## Raw data
--- begin ---
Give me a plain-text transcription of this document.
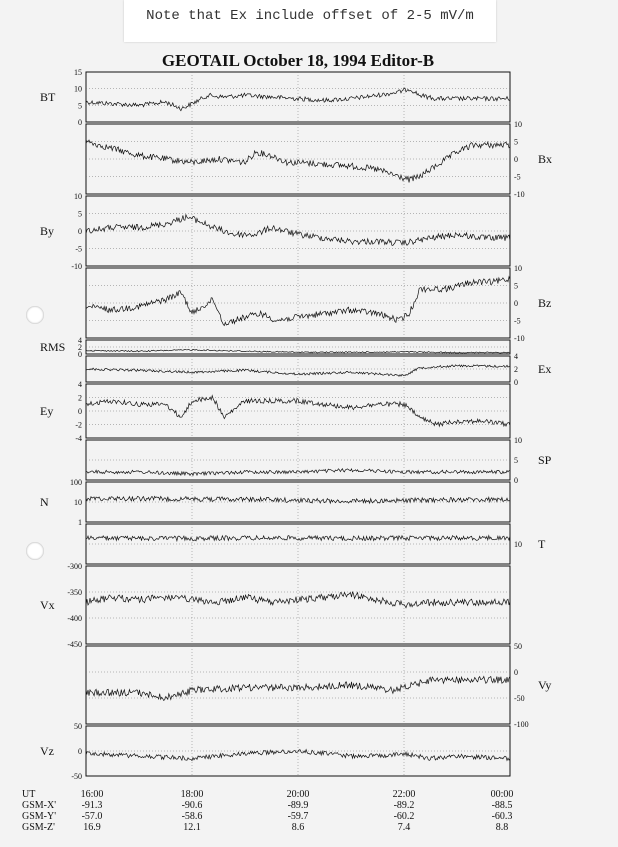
Note that Ex include offset of 2-5 mV/m
GEOTAIL October 18, 1994 Editor-B
15
10
5
0
BT
10
5
0
-5
-10
Bx
10
5
0
-5
-10
By
10
5
0
-5
-10
Bz
4
2
0
RMS
4
2
0
Ex
4
2
0
-2
-4
Ey
10
5
0
SP
100
10
1
N
10 T
-300
-350
-400
-450
Vx
50
0
-50
-100
Vy
50
0
-50
Vz
UT
GSM-X'
GSM-Y'
GSM-Z'
16:00
-91.3
-57.0
16.9
18:00
-90.6
-58.6
12.1
20:00
-89.9
-59.7
8.6
22:00
-89.2
-60.2
7.4
00:00
-88.5
-60.3
8.8
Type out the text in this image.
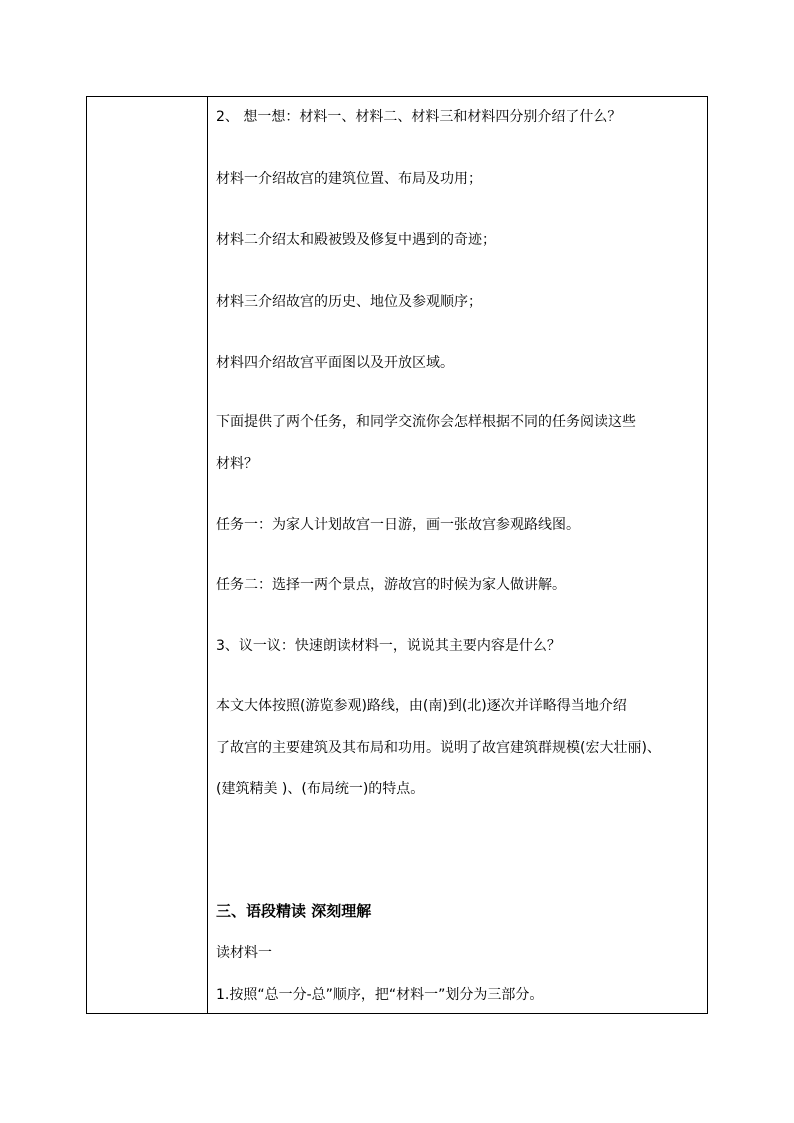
2、 想一想：材料一、材料二、材料三和材料四分别介绍了什么？
材料一介绍故宫的建筑位置、布局及功用；
材料二介绍太和殿被毁及修复中遇到的奇迹；
材料三介绍故宫的历史、地位及参观顺序；
材料四介绍故宫平面图以及开放区域。
下面提供了两个任务，和同学交流你会怎样根据不同的任务阅读这些
材料？
任务一：为家人计划故宫一日游，画一张故宫参观路线图。
任务二：选择一两个景点，游故宫的时候为家人做讲解。
3、议一议：快速朗读材料一，说说其主要内容是什么？
本文大体按照(游览参观)路线，由(南)到(北)逐次并详略得当地介绍
了故宫的主要建筑及其布局和功用。说明了故宫建筑群规模(宏大壮丽)、
(建筑精美 )、(布局统一)的特点。
三、语段精读 深刻理解
读材料一
1.按照“总一分-总”顺序，把“材料一”划分为三部分。
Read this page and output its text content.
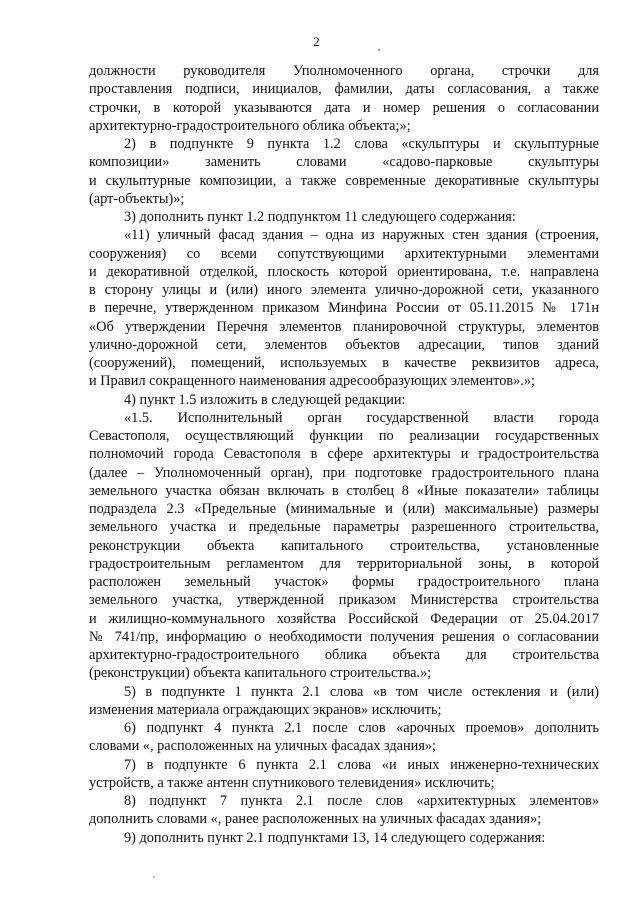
2
должности руководителя Уполномоченного органа, строчки для
проставления подписи, инициалов, фамилии, даты согласования, а также
строчки, в которой указываются дата и номер решения о согласовании
архитектурно-градостроительного облика объекта;»;
2) в подпункте 9 пункта 1.2 слова «скульптуры и скульптурные
композиции» заменить словами «садово-парковые скульптуры
и скульптурные композиции, а также современные декоративные скульптуры
(арт-объекты)»;
3) дополнить пункт 1.2 подпунктом 11 следующего содержания:
«11) уличный фасад здания – одна из наружных стен здания (строения,
сооружения) со всеми сопутствующими архитектурными элементами
и декоративной отделкой, плоскость которой ориентирована, т.е. направлена
в сторону улицы и (или) иного элемента улично-дорожной сети, указанного
в перечне, утвержденном приказом Минфина России от 05.11.2015 № 171н
«Об утверждении Перечня элементов планировочной структуры, элементов
улично-дорожной сети, элементов объектов адресации, типов зданий
(сооружений), помещений, используемых в качестве реквизитов адреса,
и Правил сокращенного наименования адресообразующих элементов».»;
4) пункт 1.5 изложить в следующей редакции:
«1.5. Исполнительный орган государственной власти города
Севастополя, осуществляющий функции по реализации государственных
полномочий города Севастополя в сфере архитектуры и градостроительства
(далее – Уполномоченный орган), при подготовке градостроительного плана
земельного участка обязан включать в столбец 8 «Иные показатели» таблицы
подраздела 2.3 «Предельные (минимальные и (или) максимальные) размеры
земельного участка и предельные параметры разрешенного строительства,
реконструкции объекта капитального строительства, установленные
градостроительным регламентом для территориальной зоны, в которой
расположен земельный участок» формы градостроительного плана
земельного участка, утвержденной приказом Министерства строительства
и жилищно-коммунального хозяйства Российской Федерации от 25.04.2017
№ 741/пр, информацию о необходимости получения решения о согласовании
архитектурно-градостроительного облика объекта для строительства
(реконструкции) объекта капитального строительства.»;
5) в подпункте 1 пункта 2.1 слова «в том числе остекления и (или)
изменения материала ограждающих экранов» исключить;
6) подпункт 4 пункта 2.1 после слов «арочных проемов» дополнить
словами «, расположенных на уличных фасадах здания»;
7) в подпункте 6 пункта 2.1 слова «и иных инженерно-технических
устройств, а также антенн спутникового телевидения» исключить;
8) подпункт 7 пункта 2.1 после слов «архитектурных элементов»
дополнить словами «, ранее расположенных на уличных фасадах здания»;
9) дополнить пункт 2.1 подпунктами 13, 14 следующего содержания:
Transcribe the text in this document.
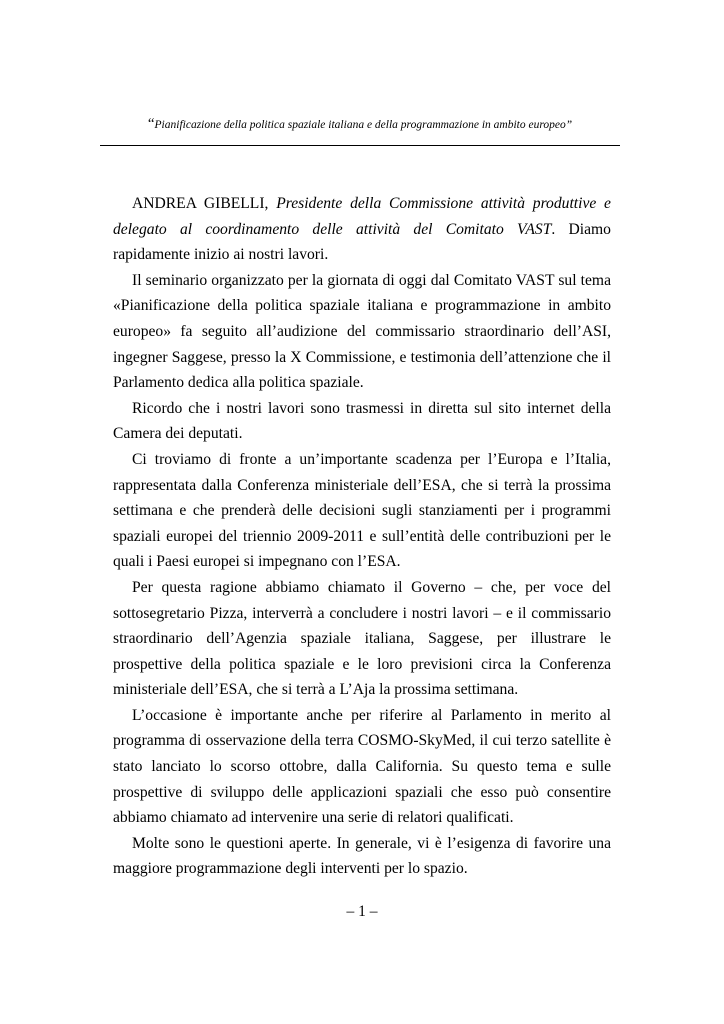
“Pianificazione della politica spaziale italiana e della programmazione in ambito europeo”

ANDREA GIBELLI, Presidente della Commissione attività produttive e delegato al coordinamento delle attività del Comitato VAST. Diamo rapidamente inizio ai nostri lavori.

Il seminario organizzato per la giornata di oggi dal Comitato VAST sul tema «Pianificazione della politica spaziale italiana e programmazione in ambito europeo» fa seguito all’audizione del commissario straordinario dell’ASI, ingegner Saggese, presso la X Commissione, e testimonia dell’attenzione che il Parlamento dedica alla politica spaziale.

Ricordo che i nostri lavori sono trasmessi in diretta sul sito internet della Camera dei deputati.

Ci troviamo di fronte a un’importante scadenza per l’Europa e l’Italia, rappresentata dalla Conferenza ministeriale dell’ESA, che si terrà la prossima settimana e che prenderà delle decisioni sugli stanziamenti per i programmi spaziali europei del triennio 2009-2011 e sull’entità delle contribuzioni per le quali i Paesi europei si impegnano con l’ESA.

Per questa ragione abbiamo chiamato il Governo – che, per voce del sottosegretario Pizza, interverrà a concludere i nostri lavori – e il commissario straordinario dell’Agenzia spaziale italiana, Saggese, per illustrare le prospettive della politica spaziale e le loro previsioni circa la Conferenza ministeriale dell’ESA, che si terrà a L’Aja la prossima settimana.

L’occasione è importante anche per riferire al Parlamento in merito al programma di osservazione della terra COSMO-SkyMed, il cui terzo satellite è stato lanciato lo scorso ottobre, dalla California. Su questo tema e sulle prospettive di sviluppo delle applicazioni spaziali che esso può consentire abbiamo chiamato ad intervenire una serie di relatori qualificati.

Molte sono le questioni aperte. In generale, vi è l’esigenza di favorire una maggiore programmazione degli interventi per lo spazio.

– 1 –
--- end ---
## Task goal
Could you repeat all of the material exactly? Pictures should not be copied.

## Result for this task
Give me a plain-text transcription of this document.
Note that Ex include offset of 2-5 mV/m
GEOTAIL October 18, 1994 Editor-B
15
10
5
0
BT
10
5
0
-5
-10
Bx
10
5
0
-5
-10
By
10
5
0
-5
-10
Bz
4
2
0
RMS
4
2
0
Ex
4
2
0
-2
-4
Ey
10
5
0
SP
100
10
1
N
10 T
-300
-350
-400
-450
Vx
50
0
-50
-100
Vy
50
0
-50
Vz
UT
GSM-X'
GSM-Y'
GSM-Z'
16:00
-91.3
-57.0
16.9
18:00
-90.6
-58.6
12.1
20:00
-89.9
-59.7
8.6
22:00
-89.2
-60.2
7.4
00:00
-88.5
-60.3
8.8
Type out the text in this image.
2、 想一想：材料一、材料二、材料三和材料四分别介绍了什么？
材料一介绍故宫的建筑位置、布局及功用；
材料二介绍太和殿被毁及修复中遇到的奇迹；
材料三介绍故宫的历史、地位及参观顺序；
材料四介绍故宫平面图以及开放区域。
下面提供了两个任务，和同学交流你会怎样根据不同的任务阅读这些
材料？
任务一：为家人计划故宫一日游，画一张故宫参观路线图。
任务二：选择一两个景点，游故宫的时候为家人做讲解。
3、议一议：快速朗读材料一，说说其主要内容是什么？
本文大体按照(游览参观)路线，由(南)到(北)逐次并详略得当地介绍
了故宫的主要建筑及其布局和功用。说明了故宫建筑群规模(宏大壮丽)、
(建筑精美 )、(布局统一)的特点。
三、语段精读 深刻理解
读材料一
1.按照“总一分-总”顺序，把“材料一”划分为三部分。
Read this page and output its text content.
2
должности руководителя Уполномоченного органа, строчки для
проставления подписи, инициалов, фамилии, даты согласования, а также
строчки, в которой указываются дата и номер решения о согласовании
архитектурно-градостроительного облика объекта;»;
2) в подпункте 9 пункта 1.2 слова «скульптуры и скульптурные
композиции» заменить словами «садово-парковые скульптуры
и скульптурные композиции, а также современные декоративные скульптуры
(арт-объекты)»;
3) дополнить пункт 1.2 подпунктом 11 следующего содержания:
«11) уличный фасад здания – одна из наружных стен здания (строения,
сооружения) со всеми сопутствующими архитектурными элементами
и декоративной отделкой, плоскость которой ориентирована, т.е. направлена
в сторону улицы и (или) иного элемента улично-дорожной сети, указанного
в перечне, утвержденном приказом Минфина России от 05.11.2015 № 171н
«Об утверждении Перечня элементов планировочной структуры, элементов
улично-дорожной сети, элементов объектов адресации, типов зданий
(сооружений), помещений, используемых в качестве реквизитов адреса,
и Правил сокращенного наименования адресообразующих элементов».»;
4) пункт 1.5 изложить в следующей редакции:
«1.5. Исполнительный орган государственной власти города
Севастополя, осуществляющий функции по реализации государственных
полномочий города Севастополя в сфере архитектуры и градостроительства
(далее – Уполномоченный орган), при подготовке градостроительного плана
земельного участка обязан включать в столбец 8 «Иные показатели» таблицы
подраздела 2.3 «Предельные (минимальные и (или) максимальные) размеры
земельного участка и предельные параметры разрешенного строительства,
реконструкции объекта капитального строительства, установленные
градостроительным регламентом для территориальной зоны, в которой
расположен земельный участок» формы градостроительного плана
земельного участка, утвержденной приказом Министерства строительства
и жилищно-коммунального хозяйства Российской Федерации от 25.04.2017
№ 741/пр, информацию о необходимости получения решения о согласовании
архитектурно-градостроительного облика объекта для строительства
(реконструкции) объекта капитального строительства.»;
5) в подпункте 1 пункта 2.1 слова «в том числе остекления и (или)
изменения материала ограждающих экранов» исключить;
6) подпункт 4 пункта 2.1 после слов «арочных проемов» дополнить
словами «, расположенных на уличных фасадах здания»;
7) в подпункте 6 пункта 2.1 слова «и иных инженерно-технических
устройств, а также антенн спутникового телевидения» исключить;
8) подпункт 7 пункта 2.1 после слов «архитектурных элементов»
дополнить словами «, ранее расположенных на уличных фасадах здания»;
9) дополнить пункт 2.1 подпунктами 13, 14 следующего содержания:
Transcribe the text in this document.
“Pianificazione della politica spaziale italiana e della programmazione in ambito europeo”

ANDREA GIBELLI, Presidente della Commissione attività produttive e delegato al coordinamento delle attività del Comitato VAST. Diamo rapidamente inizio ai nostri lavori.

Il seminario organizzato per la giornata di oggi dal Comitato VAST sul tema «Pianificazione della politica spaziale italiana e programmazione in ambito europeo» fa seguito all’audizione del commissario straordinario dell’ASI, ingegner Saggese, presso la X Commissione, e testimonia dell’attenzione che il Parlamento dedica alla politica spaziale.

Ricordo che i nostri lavori sono trasmessi in diretta sul sito internet della Camera dei deputati.

Ci troviamo di fronte a un’importante scadenza per l’Europa e l’Italia, rappresentata dalla Conferenza ministeriale dell’ESA, che si terrà la prossima settimana e che prenderà delle decisioni sugli stanziamenti per i programmi spaziali europei del triennio 2009-2011 e sull’entità delle contribuzioni per le quali i Paesi europei si impegnano con l’ESA.

Per questa ragione abbiamo chiamato il Governo – che, per voce del sottosegretario Pizza, interverrà a concludere i nostri lavori – e il commissario straordinario dell’Agenzia spaziale italiana, Saggese, per illustrare le prospettive della politica spaziale e le loro previsioni circa la Conferenza ministeriale dell’ESA, che si terrà a L’Aja la prossima settimana.

L’occasione è importante anche per riferire al Parlamento in merito al programma di osservazione della terra COSMO-SkyMed, il cui terzo satellite è stato lanciato lo scorso ottobre, dalla California. Su questo tema e sulle prospettive di sviluppo delle applicazioni spaziali che esso può consentire abbiamo chiamato ad intervenire una serie di relatori qualificati.

Molte sono le questioni aperte. In generale, vi è l’esigenza di favorire una maggiore programmazione degli interventi per lo spazio.

– 1 –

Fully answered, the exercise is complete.